◆ Task description
Return all lines from the listing below in which the string "webpage" occurs.

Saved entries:
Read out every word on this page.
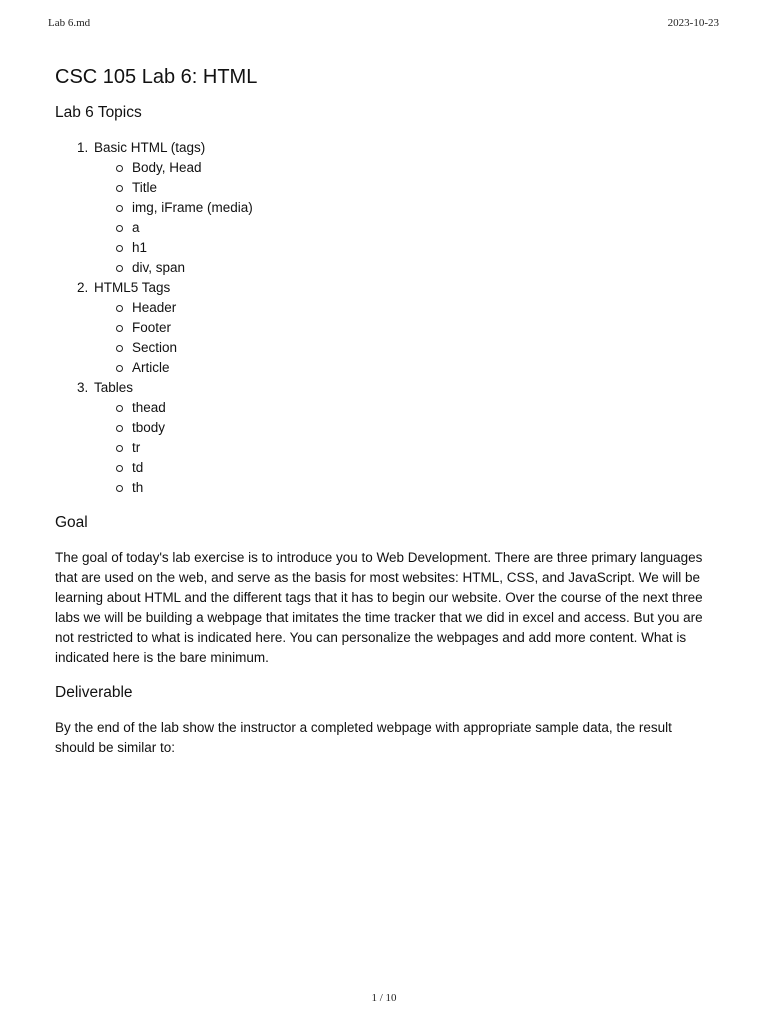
Lab 6.md	2023-10-23
CSC 105 Lab 6: HTML
Lab 6 Topics
1. Basic HTML (tags)
Body, Head
Title
img, iFrame (media)
a
h1
div, span
2. HTML5 Tags
Header
Footer
Section
Article
3. Tables
thead
tbody
tr
td
th
Goal

The goal of today's lab exercise is to introduce you to Web Development. There are three primary languages that are used on the web, and serve as the basis for most websites: HTML, CSS, and JavaScript. We will be learning about HTML and the different tags that it has to begin our website. Over the course of the next three labs we will be building a webpage that imitates the time tracker that we did in excel and access. But you are not restricted to what is indicated here. You can personalize the webpages and add more content. What is indicated here is the bare minimum.

Deliverable

By the end of the lab show the instructor a completed webpage with appropriate sample data, the result should be similar to:

1 / 10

◆ Answer to this exercise
The goal of today's lab exercise is to introduce you to Web Development. There are three primary languages that are used on the web, and serve as the basis for most websites: HTML, CSS, and JavaScript. We will be learning about HTML and the different tags that it has to begin our website. Over the course of the next three labs we will be building a webpage that imitates the time tracker that we did in excel and access. But you are not restricted to what is indicated here. You can personalize the webpages and add more content. What is indicated here is the bare minimum.
By the end of the lab show the instructor a completed webpage with appropriate sample data, the result should be similar to:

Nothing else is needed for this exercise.